__Your instructions__: Copy, from the entries below, each line in which the string "επιδοτήσεις" appears.

__Provided data__:
● ● ●

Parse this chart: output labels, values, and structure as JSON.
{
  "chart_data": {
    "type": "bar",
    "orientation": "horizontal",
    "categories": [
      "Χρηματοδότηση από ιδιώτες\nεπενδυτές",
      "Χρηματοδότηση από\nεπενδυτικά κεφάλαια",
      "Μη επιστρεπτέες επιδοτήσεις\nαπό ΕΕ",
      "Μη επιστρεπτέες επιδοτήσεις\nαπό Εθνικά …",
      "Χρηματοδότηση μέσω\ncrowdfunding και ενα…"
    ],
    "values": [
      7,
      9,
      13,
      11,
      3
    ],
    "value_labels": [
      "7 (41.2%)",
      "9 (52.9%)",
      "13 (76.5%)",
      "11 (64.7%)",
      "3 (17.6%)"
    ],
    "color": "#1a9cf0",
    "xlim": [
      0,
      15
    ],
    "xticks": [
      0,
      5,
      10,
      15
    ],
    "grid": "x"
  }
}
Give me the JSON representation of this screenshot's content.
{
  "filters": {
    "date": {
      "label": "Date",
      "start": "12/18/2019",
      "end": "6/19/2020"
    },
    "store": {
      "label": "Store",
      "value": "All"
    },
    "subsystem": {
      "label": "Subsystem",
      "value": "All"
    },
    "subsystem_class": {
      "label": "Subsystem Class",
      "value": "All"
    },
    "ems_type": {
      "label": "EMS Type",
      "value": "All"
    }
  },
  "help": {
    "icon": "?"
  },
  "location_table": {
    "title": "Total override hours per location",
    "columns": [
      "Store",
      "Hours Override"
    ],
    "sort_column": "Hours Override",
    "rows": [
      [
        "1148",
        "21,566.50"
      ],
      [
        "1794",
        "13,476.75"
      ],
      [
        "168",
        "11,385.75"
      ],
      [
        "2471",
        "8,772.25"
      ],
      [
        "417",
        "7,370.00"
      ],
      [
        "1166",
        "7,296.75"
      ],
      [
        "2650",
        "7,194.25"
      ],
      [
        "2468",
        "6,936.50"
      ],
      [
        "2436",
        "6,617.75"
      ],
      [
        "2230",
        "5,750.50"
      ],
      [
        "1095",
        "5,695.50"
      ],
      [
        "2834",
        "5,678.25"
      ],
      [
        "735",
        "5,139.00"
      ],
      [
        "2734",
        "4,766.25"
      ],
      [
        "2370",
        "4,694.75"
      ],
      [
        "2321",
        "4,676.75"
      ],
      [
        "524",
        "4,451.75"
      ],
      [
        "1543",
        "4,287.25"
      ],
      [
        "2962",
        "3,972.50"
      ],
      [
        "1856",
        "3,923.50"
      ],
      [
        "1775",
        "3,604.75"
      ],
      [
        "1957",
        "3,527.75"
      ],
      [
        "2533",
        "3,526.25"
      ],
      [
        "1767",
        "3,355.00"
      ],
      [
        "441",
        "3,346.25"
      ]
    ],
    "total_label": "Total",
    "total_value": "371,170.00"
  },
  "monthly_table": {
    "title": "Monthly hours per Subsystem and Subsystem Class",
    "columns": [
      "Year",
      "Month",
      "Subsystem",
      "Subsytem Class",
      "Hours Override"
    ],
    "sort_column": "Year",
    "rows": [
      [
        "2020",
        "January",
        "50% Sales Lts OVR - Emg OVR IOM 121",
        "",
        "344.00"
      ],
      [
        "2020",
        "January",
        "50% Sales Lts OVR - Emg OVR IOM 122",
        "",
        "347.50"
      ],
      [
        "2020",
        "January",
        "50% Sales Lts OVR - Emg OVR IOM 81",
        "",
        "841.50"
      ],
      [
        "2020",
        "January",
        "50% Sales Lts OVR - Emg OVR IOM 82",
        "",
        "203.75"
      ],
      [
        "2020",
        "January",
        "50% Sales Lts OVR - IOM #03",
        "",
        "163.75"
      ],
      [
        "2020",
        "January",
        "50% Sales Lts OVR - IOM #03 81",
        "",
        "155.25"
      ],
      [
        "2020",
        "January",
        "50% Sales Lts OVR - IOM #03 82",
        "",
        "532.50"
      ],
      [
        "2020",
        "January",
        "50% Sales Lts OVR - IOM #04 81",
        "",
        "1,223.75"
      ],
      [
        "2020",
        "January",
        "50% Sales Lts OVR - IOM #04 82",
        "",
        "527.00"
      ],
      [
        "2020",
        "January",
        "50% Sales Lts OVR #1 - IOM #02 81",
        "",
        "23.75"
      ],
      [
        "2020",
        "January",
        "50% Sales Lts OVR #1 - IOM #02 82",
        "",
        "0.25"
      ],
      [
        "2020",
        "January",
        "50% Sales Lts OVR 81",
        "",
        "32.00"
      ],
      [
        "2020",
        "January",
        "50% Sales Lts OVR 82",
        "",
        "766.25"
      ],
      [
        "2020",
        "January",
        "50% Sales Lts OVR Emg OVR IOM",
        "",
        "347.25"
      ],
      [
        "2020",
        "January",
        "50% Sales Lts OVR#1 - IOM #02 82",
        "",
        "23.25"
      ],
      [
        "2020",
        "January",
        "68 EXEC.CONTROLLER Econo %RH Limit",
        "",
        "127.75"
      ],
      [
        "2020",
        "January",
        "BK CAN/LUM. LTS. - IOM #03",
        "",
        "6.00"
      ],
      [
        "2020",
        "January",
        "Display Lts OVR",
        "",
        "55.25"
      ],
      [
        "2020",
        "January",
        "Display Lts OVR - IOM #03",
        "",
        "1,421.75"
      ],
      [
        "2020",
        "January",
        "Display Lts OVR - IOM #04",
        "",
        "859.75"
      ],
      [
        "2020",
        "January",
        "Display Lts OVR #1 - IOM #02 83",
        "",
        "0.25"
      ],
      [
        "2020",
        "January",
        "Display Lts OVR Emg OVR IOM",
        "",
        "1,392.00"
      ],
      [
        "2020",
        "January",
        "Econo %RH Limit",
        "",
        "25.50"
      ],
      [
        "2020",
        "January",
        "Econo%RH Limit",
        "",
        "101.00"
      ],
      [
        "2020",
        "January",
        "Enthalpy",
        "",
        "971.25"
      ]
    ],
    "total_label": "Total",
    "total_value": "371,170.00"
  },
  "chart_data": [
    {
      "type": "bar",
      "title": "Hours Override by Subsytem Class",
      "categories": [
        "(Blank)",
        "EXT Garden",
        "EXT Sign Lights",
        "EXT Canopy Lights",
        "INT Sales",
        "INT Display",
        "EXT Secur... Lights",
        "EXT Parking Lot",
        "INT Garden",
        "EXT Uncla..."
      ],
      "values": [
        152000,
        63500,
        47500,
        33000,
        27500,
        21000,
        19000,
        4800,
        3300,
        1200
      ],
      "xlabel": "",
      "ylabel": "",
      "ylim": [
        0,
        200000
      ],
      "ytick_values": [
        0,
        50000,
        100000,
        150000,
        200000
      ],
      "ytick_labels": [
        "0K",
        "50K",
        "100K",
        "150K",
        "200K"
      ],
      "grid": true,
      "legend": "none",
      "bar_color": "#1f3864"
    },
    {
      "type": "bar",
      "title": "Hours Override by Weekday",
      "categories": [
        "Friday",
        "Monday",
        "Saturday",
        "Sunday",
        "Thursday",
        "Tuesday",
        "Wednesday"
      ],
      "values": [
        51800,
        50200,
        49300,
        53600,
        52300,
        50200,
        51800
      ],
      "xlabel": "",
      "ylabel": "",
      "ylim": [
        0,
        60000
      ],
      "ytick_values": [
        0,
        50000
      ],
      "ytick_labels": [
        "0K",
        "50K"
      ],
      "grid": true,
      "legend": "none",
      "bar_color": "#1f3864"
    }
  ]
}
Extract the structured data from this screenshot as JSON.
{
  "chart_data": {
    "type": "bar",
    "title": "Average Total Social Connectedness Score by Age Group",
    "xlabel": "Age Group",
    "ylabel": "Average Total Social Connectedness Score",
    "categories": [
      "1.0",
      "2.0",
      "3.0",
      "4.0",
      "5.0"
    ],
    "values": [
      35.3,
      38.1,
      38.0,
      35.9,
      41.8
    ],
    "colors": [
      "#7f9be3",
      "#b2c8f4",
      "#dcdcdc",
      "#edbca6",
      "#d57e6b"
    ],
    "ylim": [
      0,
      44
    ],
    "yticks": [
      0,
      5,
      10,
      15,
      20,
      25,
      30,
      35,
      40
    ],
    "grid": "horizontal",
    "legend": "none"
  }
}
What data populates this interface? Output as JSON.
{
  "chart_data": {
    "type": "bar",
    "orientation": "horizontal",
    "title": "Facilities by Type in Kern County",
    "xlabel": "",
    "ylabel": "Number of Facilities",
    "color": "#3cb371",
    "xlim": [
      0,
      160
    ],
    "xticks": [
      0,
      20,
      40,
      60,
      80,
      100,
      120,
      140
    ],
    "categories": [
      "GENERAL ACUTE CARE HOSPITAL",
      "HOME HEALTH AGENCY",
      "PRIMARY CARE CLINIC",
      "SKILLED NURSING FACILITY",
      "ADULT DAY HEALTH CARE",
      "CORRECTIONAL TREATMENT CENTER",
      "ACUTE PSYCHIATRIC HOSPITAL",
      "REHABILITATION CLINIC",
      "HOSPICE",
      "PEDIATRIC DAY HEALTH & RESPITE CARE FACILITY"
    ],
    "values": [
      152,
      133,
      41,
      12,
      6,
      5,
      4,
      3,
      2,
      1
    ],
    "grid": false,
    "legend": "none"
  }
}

● ● ●

__Solution for this task__:
      "Μη επιστρεπτέες επιδοτήσεις\nαπό ΕΕ",
      "Μη επιστρεπτέες επιδοτήσεις\nαπό Εθνικά …",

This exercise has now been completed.